• **Objective**: Tally the lines holding "Березки" and state only that figure.

(Recorded data)
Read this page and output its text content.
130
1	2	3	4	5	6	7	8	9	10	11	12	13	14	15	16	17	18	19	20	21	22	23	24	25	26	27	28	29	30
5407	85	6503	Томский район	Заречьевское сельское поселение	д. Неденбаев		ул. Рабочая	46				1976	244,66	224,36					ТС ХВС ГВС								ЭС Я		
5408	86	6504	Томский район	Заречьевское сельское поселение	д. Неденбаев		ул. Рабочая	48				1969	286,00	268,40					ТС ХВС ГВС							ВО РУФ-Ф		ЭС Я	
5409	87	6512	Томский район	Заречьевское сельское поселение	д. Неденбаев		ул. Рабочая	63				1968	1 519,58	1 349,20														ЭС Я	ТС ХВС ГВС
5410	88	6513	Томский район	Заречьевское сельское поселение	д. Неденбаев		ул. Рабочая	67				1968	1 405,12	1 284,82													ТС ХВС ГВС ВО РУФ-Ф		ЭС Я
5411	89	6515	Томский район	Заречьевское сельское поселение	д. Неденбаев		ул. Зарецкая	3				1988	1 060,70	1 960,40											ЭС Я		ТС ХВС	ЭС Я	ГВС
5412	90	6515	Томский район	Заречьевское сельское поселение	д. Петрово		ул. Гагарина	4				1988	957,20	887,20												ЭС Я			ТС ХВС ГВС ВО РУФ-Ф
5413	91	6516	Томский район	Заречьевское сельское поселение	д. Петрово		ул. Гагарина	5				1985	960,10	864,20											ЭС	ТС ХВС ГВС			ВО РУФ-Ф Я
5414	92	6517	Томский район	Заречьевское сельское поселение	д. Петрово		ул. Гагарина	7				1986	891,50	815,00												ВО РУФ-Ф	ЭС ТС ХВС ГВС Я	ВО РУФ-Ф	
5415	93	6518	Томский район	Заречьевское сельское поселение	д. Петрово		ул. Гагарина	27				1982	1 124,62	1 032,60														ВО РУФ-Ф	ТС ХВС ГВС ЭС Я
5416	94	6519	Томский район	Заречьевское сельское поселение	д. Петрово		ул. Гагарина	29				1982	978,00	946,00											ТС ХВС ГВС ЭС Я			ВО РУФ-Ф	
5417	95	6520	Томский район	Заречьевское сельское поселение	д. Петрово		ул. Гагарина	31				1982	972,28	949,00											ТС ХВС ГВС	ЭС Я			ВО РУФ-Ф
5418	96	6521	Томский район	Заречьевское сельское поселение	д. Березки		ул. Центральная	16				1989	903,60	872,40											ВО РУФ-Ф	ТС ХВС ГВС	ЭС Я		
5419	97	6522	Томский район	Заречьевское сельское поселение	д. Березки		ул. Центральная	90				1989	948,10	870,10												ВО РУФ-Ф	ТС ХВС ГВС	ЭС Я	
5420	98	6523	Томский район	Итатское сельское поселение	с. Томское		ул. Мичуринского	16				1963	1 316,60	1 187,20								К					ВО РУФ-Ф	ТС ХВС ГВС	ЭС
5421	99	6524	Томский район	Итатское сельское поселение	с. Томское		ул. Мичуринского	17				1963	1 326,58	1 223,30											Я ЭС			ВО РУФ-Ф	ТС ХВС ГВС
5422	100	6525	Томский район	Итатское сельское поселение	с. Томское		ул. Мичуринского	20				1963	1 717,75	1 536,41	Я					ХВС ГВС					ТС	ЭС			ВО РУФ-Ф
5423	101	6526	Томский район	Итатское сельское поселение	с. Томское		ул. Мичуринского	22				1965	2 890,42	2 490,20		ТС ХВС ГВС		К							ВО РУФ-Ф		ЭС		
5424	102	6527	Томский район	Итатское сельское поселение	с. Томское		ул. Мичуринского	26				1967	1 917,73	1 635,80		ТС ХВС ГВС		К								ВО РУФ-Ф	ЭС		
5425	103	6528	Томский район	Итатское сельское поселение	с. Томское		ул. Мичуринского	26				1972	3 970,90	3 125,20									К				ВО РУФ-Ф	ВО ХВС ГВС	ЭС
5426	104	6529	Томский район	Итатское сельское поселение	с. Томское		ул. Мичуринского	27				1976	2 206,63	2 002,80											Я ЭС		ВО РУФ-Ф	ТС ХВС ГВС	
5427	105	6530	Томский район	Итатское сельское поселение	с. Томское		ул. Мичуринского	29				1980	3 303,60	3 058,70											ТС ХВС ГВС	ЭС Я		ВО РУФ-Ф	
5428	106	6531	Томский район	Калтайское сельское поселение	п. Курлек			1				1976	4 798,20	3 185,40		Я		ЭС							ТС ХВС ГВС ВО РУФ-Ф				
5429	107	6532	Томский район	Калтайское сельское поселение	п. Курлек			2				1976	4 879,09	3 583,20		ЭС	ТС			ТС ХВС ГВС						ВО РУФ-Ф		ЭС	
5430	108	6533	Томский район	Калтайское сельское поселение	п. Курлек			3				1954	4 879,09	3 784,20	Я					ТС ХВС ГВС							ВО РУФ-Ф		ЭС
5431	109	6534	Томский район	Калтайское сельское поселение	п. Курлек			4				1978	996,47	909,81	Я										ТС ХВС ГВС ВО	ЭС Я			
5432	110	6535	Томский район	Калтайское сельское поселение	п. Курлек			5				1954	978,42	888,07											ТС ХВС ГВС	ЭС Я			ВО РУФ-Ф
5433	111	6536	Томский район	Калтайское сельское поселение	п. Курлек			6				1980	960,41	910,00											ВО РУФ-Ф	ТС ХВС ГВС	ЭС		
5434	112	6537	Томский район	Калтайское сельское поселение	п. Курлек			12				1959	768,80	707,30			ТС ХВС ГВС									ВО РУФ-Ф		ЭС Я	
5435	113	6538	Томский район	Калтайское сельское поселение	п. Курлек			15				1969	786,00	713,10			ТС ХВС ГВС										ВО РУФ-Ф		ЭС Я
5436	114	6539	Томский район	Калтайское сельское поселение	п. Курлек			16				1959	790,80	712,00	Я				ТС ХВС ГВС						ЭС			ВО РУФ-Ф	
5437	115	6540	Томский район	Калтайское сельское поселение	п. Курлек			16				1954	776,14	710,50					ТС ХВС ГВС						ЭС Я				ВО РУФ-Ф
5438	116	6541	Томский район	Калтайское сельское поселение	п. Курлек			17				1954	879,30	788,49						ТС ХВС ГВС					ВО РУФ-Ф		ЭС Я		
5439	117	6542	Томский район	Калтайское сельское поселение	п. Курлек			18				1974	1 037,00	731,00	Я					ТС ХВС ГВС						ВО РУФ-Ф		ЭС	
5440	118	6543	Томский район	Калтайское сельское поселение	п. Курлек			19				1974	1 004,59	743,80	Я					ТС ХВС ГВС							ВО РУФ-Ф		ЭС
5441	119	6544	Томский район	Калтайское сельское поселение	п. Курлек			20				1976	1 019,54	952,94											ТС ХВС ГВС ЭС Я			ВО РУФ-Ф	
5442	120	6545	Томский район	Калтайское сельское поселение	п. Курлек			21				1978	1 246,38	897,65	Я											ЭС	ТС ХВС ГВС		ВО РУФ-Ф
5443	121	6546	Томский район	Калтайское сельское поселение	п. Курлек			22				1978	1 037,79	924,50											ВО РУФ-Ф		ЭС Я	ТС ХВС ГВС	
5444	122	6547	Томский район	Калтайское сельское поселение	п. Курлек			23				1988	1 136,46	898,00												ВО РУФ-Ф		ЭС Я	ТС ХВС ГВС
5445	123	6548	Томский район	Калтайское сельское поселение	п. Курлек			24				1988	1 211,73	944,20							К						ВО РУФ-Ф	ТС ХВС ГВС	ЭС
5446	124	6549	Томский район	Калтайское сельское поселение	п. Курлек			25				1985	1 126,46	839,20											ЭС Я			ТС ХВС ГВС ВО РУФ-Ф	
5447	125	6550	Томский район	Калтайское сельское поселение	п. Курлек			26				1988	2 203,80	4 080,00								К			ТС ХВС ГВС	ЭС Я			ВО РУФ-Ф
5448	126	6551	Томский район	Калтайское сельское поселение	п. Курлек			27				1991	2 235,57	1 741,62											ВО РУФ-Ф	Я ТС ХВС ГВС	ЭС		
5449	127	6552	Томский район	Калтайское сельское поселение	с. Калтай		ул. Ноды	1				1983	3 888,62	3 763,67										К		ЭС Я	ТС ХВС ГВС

• **Task output**: 2